* Start INPUT *

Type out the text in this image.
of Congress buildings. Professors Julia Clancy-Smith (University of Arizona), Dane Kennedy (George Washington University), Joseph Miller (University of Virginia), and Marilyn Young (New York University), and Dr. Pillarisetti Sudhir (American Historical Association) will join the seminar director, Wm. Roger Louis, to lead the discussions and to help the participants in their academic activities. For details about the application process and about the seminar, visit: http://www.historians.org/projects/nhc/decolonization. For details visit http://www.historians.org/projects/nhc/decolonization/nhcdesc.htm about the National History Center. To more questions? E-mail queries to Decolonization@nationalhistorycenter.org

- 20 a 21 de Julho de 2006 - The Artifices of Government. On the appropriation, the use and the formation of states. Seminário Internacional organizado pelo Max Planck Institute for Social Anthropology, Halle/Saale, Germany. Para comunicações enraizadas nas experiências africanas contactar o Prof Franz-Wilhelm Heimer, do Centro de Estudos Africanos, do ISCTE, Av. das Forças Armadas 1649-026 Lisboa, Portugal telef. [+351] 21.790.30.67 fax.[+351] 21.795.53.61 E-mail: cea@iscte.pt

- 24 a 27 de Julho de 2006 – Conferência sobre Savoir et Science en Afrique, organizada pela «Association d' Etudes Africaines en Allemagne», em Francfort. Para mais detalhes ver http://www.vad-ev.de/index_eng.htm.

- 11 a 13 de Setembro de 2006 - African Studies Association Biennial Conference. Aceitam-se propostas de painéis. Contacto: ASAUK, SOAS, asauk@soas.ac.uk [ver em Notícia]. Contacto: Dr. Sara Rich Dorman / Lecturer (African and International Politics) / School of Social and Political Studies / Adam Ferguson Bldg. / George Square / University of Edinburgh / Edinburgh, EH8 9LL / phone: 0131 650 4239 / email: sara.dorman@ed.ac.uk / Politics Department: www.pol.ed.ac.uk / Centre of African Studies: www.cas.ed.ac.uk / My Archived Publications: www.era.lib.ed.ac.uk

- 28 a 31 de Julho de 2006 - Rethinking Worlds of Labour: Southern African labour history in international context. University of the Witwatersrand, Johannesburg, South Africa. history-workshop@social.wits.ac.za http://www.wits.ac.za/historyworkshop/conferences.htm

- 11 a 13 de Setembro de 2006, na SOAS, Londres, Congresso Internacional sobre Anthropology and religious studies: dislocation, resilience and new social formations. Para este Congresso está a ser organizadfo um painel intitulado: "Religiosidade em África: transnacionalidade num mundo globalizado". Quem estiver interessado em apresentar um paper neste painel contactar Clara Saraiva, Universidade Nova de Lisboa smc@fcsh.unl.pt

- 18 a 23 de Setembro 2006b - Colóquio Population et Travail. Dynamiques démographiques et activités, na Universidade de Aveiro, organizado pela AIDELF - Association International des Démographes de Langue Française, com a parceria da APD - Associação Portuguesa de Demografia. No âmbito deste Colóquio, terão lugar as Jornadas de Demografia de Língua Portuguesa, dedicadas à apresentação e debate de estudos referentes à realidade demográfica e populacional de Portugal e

* End INPUT *

WHAT IS BEING ASKED — In the entries above, find lines with "Universidade" and copy each.

ANSWER —
- 11 a 13 de Setembro de 2006, na SOAS, Londres, Congresso Internacional sobre Anthropology and religious studies: dislocation, resilience and new social formations. Para este Congresso está a ser organizadfo um painel intitulado: "Religiosidade em África: transnacionalidade num mundo globalizado". Quem estiver interessado em apresentar um paper neste painel contactar Clara Saraiva, Universidade Nova de Lisboa smc@fcsh.unl.pt
- 18 a 23 de Setembro 2006b - Colóquio Population et Travail. Dynamiques démographiques et activités, na Universidade de Aveiro, organizado pela AIDELF - Association International des Démographes de Langue Française, com a parceria da APD - Associação Portuguesa de Demografia. No âmbito deste Colóquio, terão lugar as Jornadas de Demografia de Língua Portuguesa, dedicadas à apresentação e debate de estudos referentes à realidade demográfica e populacional de Portugal e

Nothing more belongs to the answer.